RECORDS SUPPLIED =>
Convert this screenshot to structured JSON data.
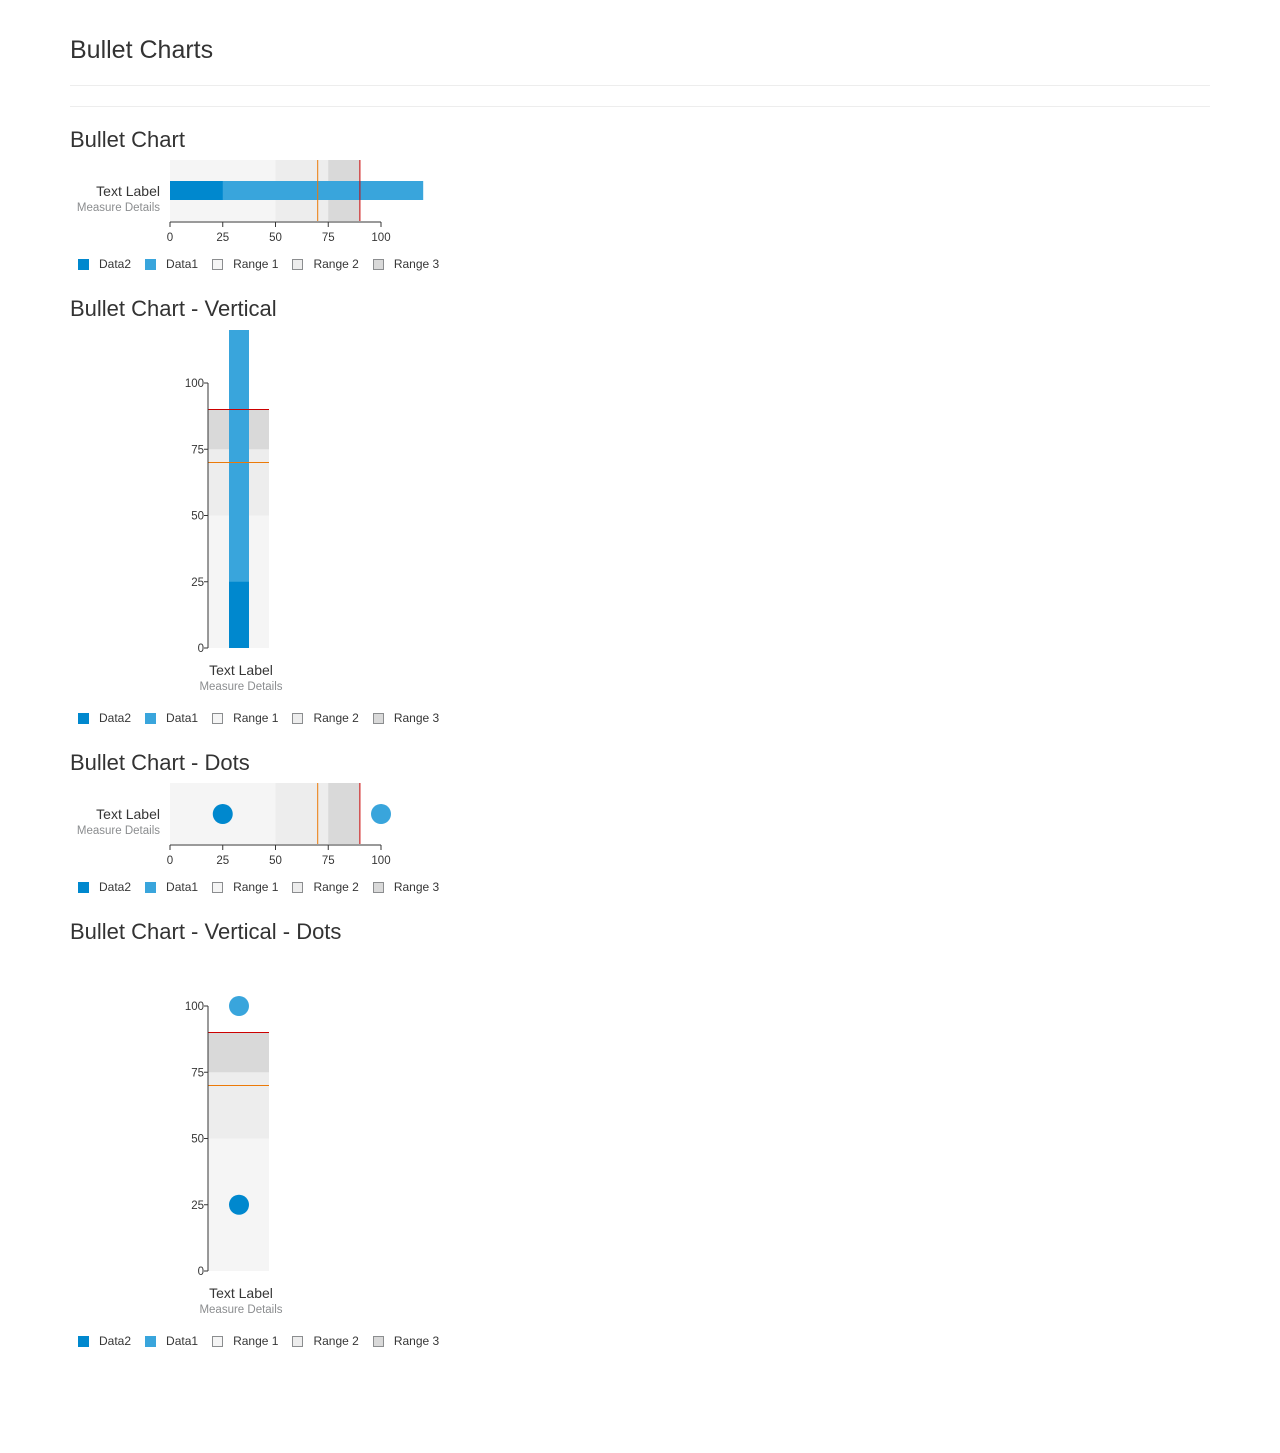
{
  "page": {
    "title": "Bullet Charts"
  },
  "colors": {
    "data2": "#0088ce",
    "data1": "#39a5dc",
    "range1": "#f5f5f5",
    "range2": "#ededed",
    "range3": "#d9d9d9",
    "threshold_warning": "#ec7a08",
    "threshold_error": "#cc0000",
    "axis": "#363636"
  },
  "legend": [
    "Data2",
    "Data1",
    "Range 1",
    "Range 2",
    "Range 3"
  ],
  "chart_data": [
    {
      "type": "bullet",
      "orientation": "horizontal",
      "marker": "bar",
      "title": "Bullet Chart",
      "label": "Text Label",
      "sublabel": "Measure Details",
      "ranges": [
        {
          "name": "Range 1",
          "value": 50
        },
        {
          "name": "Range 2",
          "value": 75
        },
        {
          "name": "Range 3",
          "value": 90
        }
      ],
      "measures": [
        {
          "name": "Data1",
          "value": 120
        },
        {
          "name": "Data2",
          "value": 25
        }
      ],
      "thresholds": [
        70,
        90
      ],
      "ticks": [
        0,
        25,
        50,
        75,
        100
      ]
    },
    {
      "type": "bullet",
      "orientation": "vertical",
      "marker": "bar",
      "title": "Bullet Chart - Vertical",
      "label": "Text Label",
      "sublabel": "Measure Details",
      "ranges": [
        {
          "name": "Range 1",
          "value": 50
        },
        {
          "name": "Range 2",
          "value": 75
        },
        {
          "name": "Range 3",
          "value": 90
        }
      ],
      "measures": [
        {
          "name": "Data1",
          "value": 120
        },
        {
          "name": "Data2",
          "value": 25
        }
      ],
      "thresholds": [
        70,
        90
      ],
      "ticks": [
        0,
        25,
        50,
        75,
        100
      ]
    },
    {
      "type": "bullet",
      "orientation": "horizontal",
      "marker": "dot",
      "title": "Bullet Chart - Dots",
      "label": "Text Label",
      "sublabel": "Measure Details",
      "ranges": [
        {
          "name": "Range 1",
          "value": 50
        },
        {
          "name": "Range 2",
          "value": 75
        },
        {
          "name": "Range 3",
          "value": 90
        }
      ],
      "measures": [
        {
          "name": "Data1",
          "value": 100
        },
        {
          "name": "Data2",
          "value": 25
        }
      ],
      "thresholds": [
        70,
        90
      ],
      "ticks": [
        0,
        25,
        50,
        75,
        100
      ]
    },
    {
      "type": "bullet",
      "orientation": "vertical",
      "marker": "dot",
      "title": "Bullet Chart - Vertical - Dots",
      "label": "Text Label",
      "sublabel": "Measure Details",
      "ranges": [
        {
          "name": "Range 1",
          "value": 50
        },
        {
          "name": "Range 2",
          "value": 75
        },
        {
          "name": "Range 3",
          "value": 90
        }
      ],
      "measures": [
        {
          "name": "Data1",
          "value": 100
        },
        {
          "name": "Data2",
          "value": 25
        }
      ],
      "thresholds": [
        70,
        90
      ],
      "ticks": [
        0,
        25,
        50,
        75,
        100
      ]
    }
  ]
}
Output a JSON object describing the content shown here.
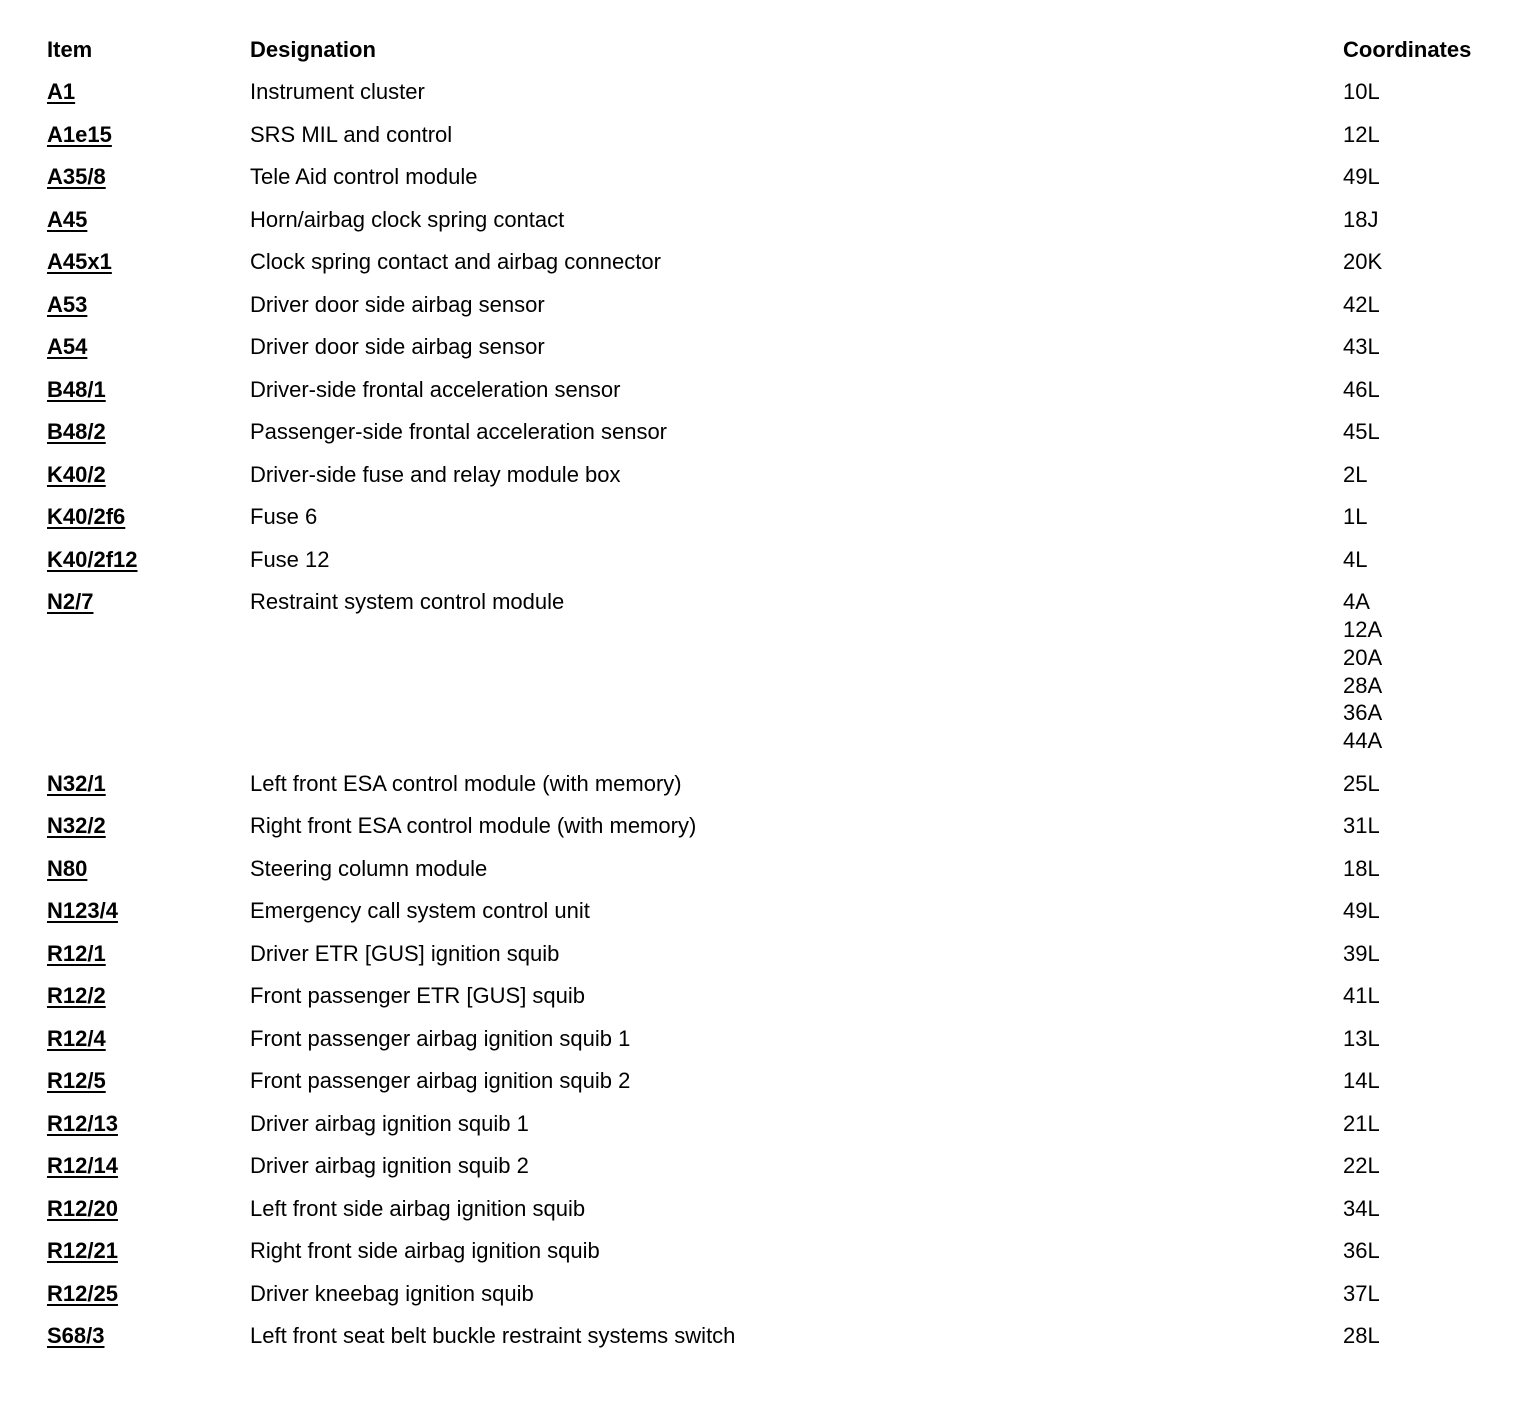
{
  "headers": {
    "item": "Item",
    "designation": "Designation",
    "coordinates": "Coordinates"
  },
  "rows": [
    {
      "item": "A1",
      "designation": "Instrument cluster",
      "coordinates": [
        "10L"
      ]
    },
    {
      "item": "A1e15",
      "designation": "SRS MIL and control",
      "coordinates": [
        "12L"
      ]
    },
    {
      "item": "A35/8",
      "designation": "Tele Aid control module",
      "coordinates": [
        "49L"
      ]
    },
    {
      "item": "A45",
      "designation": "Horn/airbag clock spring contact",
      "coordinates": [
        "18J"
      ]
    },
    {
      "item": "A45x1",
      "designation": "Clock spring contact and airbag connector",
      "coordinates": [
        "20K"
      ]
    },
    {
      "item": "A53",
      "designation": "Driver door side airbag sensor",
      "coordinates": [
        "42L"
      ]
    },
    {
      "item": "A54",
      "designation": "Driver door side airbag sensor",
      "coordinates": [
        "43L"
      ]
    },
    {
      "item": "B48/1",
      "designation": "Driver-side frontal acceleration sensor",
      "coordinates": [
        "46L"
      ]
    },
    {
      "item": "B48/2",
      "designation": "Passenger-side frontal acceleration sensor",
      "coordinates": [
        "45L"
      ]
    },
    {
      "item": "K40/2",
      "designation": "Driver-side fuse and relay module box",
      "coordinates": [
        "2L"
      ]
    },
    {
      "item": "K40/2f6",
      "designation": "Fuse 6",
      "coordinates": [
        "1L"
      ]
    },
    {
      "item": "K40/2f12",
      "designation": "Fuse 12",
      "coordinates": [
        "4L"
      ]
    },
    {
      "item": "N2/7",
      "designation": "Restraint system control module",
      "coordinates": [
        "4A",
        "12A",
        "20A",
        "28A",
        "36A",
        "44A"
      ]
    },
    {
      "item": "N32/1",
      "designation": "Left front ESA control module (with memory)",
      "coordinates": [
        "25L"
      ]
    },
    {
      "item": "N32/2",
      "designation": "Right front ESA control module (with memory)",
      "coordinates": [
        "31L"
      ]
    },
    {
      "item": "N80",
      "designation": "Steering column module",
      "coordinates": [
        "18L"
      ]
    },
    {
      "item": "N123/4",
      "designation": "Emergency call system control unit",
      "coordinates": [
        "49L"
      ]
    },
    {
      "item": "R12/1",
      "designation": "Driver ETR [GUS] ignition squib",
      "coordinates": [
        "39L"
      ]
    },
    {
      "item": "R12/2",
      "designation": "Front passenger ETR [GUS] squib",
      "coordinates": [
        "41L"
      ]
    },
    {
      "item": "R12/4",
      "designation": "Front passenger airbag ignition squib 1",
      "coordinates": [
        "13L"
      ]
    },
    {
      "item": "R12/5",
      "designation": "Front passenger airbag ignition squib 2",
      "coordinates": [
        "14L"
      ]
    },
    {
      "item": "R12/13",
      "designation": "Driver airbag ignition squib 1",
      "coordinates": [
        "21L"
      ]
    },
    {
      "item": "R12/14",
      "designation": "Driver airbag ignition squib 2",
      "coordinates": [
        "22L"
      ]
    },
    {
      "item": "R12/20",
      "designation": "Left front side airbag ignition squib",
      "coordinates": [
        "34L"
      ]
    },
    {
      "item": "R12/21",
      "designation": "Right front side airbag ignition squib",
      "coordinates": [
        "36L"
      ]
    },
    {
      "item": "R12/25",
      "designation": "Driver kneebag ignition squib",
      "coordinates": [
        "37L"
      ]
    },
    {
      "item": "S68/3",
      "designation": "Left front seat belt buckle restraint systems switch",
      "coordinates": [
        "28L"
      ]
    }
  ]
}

EXERCISE DETAILS =>
All of the lines above should be printed exactly, minus the pictures.

SOLUTION =>
Convert this screenshot to structured JSON data.
{
  "page": {
    "title": "Bullet Charts"
  },
  "colors": {
    "data2": "#0088ce",
    "data1": "#39a5dc",
    "range1": "#f5f5f5",
    "range2": "#ededed",
    "range3": "#d9d9d9",
    "threshold_warning": "#ec7a08",
    "threshold_error": "#cc0000",
    "axis": "#363636"
  },
  "legend": [
    "Data2",
    "Data1",
    "Range 1",
    "Range 2",
    "Range 3"
  ],
  "chart_data": [
    {
      "type": "bullet",
      "orientation": "horizontal",
      "marker": "bar",
      "title": "Bullet Chart",
      "label": "Text Label",
      "sublabel": "Measure Details",
      "ranges": [
        {
          "name": "Range 1",
          "value": 50
        },
        {
          "name": "Range 2",
          "value": 75
        },
        {
          "name": "Range 3",
          "value": 90
        }
      ],
      "measures": [
        {
          "name": "Data1",
          "value": 120
        },
        {
          "name": "Data2",
          "value": 25
        }
      ],
      "thresholds": [
        70,
        90
      ],
      "ticks": [
        0,
        25,
        50,
        75,
        100
      ]
    },
    {
      "type": "bullet",
      "orientation": "vertical",
      "marker": "bar",
      "title": "Bullet Chart - Vertical",
      "label": "Text Label",
      "sublabel": "Measure Details",
      "ranges": [
        {
          "name": "Range 1",
          "value": 50
        },
        {
          "name": "Range 2",
          "value": 75
        },
        {
          "name": "Range 3",
          "value": 90
        }
      ],
      "measures": [
        {
          "name": "Data1",
          "value": 120
        },
        {
          "name": "Data2",
          "value": 25
        }
      ],
      "thresholds": [
        70,
        90
      ],
      "ticks": [
        0,
        25,
        50,
        75,
        100
      ]
    },
    {
      "type": "bullet",
      "orientation": "horizontal",
      "marker": "dot",
      "title": "Bullet Chart - Dots",
      "label": "Text Label",
      "sublabel": "Measure Details",
      "ranges": [
        {
          "name": "Range 1",
          "value": 50
        },
        {
          "name": "Range 2",
          "value": 75
        },
        {
          "name": "Range 3",
          "value": 90
        }
      ],
      "measures": [
        {
          "name": "Data1",
          "value": 100
        },
        {
          "name": "Data2",
          "value": 25
        }
      ],
      "thresholds": [
        70,
        90
      ],
      "ticks": [
        0,
        25,
        50,
        75,
        100
      ]
    },
    {
      "type": "bullet",
      "orientation": "vertical",
      "marker": "dot",
      "title": "Bullet Chart - Vertical - Dots",
      "label": "Text Label",
      "sublabel": "Measure Details",
      "ranges": [
        {
          "name": "Range 1",
          "value": 50
        },
        {
          "name": "Range 2",
          "value": 75
        },
        {
          "name": "Range 3",
          "value": 90
        }
      ],
      "measures": [
        {
          "name": "Data1",
          "value": 100
        },
        {
          "name": "Data2",
          "value": 25
        }
      ],
      "thresholds": [
        70,
        90
      ],
      "ticks": [
        0,
        25,
        50,
        75,
        100
      ]
    }
  ]
}
Output a JSON object describing the content shown here.
{
  "headers": {
    "item": "Item",
    "designation": "Designation",
    "coordinates": "Coordinates"
  },
  "rows": [
    {
      "item": "A1",
      "designation": "Instrument cluster",
      "coordinates": [
        "10L"
      ]
    },
    {
      "item": "A1e15",
      "designation": "SRS MIL and control",
      "coordinates": [
        "12L"
      ]
    },
    {
      "item": "A35/8",
      "designation": "Tele Aid control module",
      "coordinates": [
        "49L"
      ]
    },
    {
      "item": "A45",
      "designation": "Horn/airbag clock spring contact",
      "coordinates": [
        "18J"
      ]
    },
    {
      "item": "A45x1",
      "designation": "Clock spring contact and airbag connector",
      "coordinates": [
        "20K"
      ]
    },
    {
      "item": "A53",
      "designation": "Driver door side airbag sensor",
      "coordinates": [
        "42L"
      ]
    },
    {
      "item": "A54",
      "designation": "Driver door side airbag sensor",
      "coordinates": [
        "43L"
      ]
    },
    {
      "item": "B48/1",
      "designation": "Driver-side frontal acceleration sensor",
      "coordinates": [
        "46L"
      ]
    },
    {
      "item": "B48/2",
      "designation": "Passenger-side frontal acceleration sensor",
      "coordinates": [
        "45L"
      ]
    },
    {
      "item": "K40/2",
      "designation": "Driver-side fuse and relay module box",
      "coordinates": [
        "2L"
      ]
    },
    {
      "item": "K40/2f6",
      "designation": "Fuse 6",
      "coordinates": [
        "1L"
      ]
    },
    {
      "item": "K40/2f12",
      "designation": "Fuse 12",
      "coordinates": [
        "4L"
      ]
    },
    {
      "item": "N2/7",
      "designation": "Restraint system control module",
      "coordinates": [
        "4A",
        "12A",
        "20A",
        "28A",
        "36A",
        "44A"
      ]
    },
    {
      "item": "N32/1",
      "designation": "Left front ESA control module (with memory)",
      "coordinates": [
        "25L"
      ]
    },
    {
      "item": "N32/2",
      "designation": "Right front ESA control module (with memory)",
      "coordinates": [
        "31L"
      ]
    },
    {
      "item": "N80",
      "designation": "Steering column module",
      "coordinates": [
        "18L"
      ]
    },
    {
      "item": "N123/4",
      "designation": "Emergency call system control unit",
      "coordinates": [
        "49L"
      ]
    },
    {
      "item": "R12/1",
      "designation": "Driver ETR [GUS] ignition squib",
      "coordinates": [
        "39L"
      ]
    },
    {
      "item": "R12/2",
      "designation": "Front passenger ETR [GUS] squib",
      "coordinates": [
        "41L"
      ]
    },
    {
      "item": "R12/4",
      "designation": "Front passenger airbag ignition squib 1",
      "coordinates": [
        "13L"
      ]
    },
    {
      "item": "R12/5",
      "designation": "Front passenger airbag ignition squib 2",
      "coordinates": [
        "14L"
      ]
    },
    {
      "item": "R12/13",
      "designation": "Driver airbag ignition squib 1",
      "coordinates": [
        "21L"
      ]
    },
    {
      "item": "R12/14",
      "designation": "Driver airbag ignition squib 2",
      "coordinates": [
        "22L"
      ]
    },
    {
      "item": "R12/20",
      "designation": "Left front side airbag ignition squib",
      "coordinates": [
        "34L"
      ]
    },
    {
      "item": "R12/21",
      "designation": "Right front side airbag ignition squib",
      "coordinates": [
        "36L"
      ]
    },
    {
      "item": "R12/25",
      "designation": "Driver kneebag ignition squib",
      "coordinates": [
        "37L"
      ]
    },
    {
      "item": "S68/3",
      "designation": "Left front seat belt buckle restraint systems switch",
      "coordinates": [
        "28L"
      ]
    }
  ]
}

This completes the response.